**TASK REQUIREMENTS**:
1. According to the article on heart attack hospital deaths, how many emergency admissions for heart attacks were there in 2009/10?
2. Continue the article on heart attack hospital deaths from the point where it ends.

**SELECTED TEXT**:
———
Heart attack hospital deaths 'have nearly halved in a decade'
Death rate from heart attacks within 30 days of emergency admissions has dropped from one in 11 to one in 20
Daily Mail Reporter
Last updated at 2:30 PM on 29th February 2012
Hospitals in England have seen the annual number of emergency admissions for heart attacks among patients aged 35 to 74 drop by more than a quarter in a decade and the death rate nearly halve.
Emergency admissions fell from 42,400 in 2000/01 to 30,600 in 2009/10, NHS Information Centre figures show.
During the same period the death rate for within 30 days of an emergency admission for heart attack almost halved; dropping from one in 11 to one in 20.
Vinnie Jones shows how to resuscitate a heart attack sufferer for a British Heart Foundation advert. Hospital death rates for cardiac rates have fallen over the past decade
However, the death rate for
stroke patients did not reduce as dramatically over the same period, falling from one in four to one in five. Meanwhile the number of emergency admissions only dropped by four per cent from 67,00 admissions in 2000/01 to 64,300 admissions in 2009/10.
———
**DATA EXTRACTS**:
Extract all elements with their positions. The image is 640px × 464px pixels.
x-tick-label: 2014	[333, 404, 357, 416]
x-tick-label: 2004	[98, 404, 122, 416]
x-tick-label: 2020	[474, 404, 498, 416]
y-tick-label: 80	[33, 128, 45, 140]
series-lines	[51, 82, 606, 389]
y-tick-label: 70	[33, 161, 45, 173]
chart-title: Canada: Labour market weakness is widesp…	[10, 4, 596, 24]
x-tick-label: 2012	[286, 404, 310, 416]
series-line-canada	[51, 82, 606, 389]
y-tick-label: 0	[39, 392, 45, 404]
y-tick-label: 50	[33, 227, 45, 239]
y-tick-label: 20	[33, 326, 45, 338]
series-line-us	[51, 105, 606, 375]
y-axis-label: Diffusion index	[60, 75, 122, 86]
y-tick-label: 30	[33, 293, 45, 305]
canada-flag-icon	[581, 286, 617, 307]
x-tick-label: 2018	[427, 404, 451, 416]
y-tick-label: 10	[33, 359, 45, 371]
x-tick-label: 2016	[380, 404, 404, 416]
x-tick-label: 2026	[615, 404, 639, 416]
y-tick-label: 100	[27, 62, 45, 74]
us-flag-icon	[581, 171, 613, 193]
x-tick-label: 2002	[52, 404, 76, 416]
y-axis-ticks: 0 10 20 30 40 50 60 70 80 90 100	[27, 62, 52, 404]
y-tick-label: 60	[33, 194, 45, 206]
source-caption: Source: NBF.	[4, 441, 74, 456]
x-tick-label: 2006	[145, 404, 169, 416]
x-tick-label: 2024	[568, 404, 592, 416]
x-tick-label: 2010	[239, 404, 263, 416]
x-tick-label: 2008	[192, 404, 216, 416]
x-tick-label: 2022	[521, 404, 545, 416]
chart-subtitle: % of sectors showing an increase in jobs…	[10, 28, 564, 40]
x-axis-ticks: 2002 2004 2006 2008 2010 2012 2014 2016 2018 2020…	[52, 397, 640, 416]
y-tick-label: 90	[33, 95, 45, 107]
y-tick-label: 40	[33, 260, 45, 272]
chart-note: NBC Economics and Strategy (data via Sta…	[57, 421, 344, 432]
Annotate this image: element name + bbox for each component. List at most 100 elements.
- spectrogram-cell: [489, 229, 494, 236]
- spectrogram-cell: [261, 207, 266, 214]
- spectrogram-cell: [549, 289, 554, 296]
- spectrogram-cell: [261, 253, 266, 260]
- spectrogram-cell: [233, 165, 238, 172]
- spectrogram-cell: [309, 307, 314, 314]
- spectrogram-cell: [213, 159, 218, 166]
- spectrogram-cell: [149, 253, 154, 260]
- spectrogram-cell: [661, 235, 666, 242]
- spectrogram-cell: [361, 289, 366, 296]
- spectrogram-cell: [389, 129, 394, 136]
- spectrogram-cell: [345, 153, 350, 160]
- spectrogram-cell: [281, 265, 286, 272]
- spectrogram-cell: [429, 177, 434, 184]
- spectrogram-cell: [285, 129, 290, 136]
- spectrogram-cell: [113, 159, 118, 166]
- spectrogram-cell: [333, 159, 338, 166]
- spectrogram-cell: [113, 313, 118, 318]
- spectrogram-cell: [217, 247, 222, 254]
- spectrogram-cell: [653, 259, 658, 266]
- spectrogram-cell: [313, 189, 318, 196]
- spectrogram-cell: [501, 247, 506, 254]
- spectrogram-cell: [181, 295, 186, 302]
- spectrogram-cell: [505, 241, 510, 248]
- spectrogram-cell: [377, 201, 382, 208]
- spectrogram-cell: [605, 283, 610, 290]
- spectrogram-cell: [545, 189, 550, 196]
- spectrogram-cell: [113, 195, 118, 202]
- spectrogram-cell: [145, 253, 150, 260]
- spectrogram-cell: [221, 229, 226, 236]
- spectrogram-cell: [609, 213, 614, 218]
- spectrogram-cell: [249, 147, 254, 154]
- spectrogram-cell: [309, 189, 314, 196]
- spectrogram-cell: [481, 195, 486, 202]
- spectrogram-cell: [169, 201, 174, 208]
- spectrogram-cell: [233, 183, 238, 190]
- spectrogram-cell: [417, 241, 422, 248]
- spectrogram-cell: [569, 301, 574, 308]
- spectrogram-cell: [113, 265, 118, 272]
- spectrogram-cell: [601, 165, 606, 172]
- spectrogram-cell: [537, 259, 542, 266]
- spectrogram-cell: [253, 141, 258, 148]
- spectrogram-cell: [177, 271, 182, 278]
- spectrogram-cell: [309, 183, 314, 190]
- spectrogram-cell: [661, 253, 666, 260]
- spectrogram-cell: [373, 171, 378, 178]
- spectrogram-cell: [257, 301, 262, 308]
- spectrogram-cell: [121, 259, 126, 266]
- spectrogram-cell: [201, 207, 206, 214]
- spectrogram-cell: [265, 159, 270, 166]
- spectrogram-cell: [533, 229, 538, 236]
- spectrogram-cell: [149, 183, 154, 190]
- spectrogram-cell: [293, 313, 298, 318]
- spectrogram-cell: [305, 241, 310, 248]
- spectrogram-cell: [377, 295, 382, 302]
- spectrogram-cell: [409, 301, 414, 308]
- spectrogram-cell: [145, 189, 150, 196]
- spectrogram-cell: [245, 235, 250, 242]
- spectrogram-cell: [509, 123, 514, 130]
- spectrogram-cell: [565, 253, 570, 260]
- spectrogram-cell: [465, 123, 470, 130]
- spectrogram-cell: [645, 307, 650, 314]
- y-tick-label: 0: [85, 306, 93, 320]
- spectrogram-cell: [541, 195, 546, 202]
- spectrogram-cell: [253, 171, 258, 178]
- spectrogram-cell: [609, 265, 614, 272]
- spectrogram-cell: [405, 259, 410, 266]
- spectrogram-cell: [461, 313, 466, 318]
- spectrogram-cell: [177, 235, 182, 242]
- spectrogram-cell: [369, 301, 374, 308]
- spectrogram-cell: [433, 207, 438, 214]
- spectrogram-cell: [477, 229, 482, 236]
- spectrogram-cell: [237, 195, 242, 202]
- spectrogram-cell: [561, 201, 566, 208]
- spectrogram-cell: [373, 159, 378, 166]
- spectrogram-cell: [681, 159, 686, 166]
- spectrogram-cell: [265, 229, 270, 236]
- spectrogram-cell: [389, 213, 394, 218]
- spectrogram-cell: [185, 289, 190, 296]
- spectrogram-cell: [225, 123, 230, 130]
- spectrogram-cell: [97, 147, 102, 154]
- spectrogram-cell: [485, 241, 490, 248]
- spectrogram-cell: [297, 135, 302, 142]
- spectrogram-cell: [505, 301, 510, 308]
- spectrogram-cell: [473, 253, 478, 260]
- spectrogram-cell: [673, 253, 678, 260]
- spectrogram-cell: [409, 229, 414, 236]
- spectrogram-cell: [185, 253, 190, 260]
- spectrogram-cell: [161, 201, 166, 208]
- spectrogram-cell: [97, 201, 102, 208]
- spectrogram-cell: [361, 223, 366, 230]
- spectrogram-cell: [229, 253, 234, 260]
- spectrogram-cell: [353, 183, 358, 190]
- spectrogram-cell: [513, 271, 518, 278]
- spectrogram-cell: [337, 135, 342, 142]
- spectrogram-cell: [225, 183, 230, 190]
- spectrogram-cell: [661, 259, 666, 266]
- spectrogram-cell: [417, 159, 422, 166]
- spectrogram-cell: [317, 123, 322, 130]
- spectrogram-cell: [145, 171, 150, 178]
———
**ANSWERS BY ITEM NUMBER**:
1. 30,600

2.
Today’s report reveals mortality information on key conditions and procedures, to help the NHS monitor potential avoidable deaths following hospital treatment.
Figures have been standardised to consider factors including the age of the population over time; but not factors like socio-economic status or severity of illness.
NHS Information Centre chief executive Tim Straughan said: 'The majority of admissions to hospital for people suffering a heart attack or stroke are emergency cases.
'This report focuses on such admissions; providing the NHS and the public with a vital 10 year snapshot of the number of patients treated by our hospitals for such serious conditions and whether they survive or not.'
Health Minister Simon Burns said: 'These improvements reflect the dedication of NHS staff working to improve services and support their patients. Treatment for heart attack, stroke and falls and fractures are improving all the time, but we know further progress can still be made.
'Patients should be getting the right care first time and that is why we are developing strategies to tackle cardio-vascular disease and stroke, have recently re-launched the successful 'Act F.A.S.T.' stroke campaign and are continuing to drive improvements in reducing hip fracture deaths thanks to financial incentives for Trusts..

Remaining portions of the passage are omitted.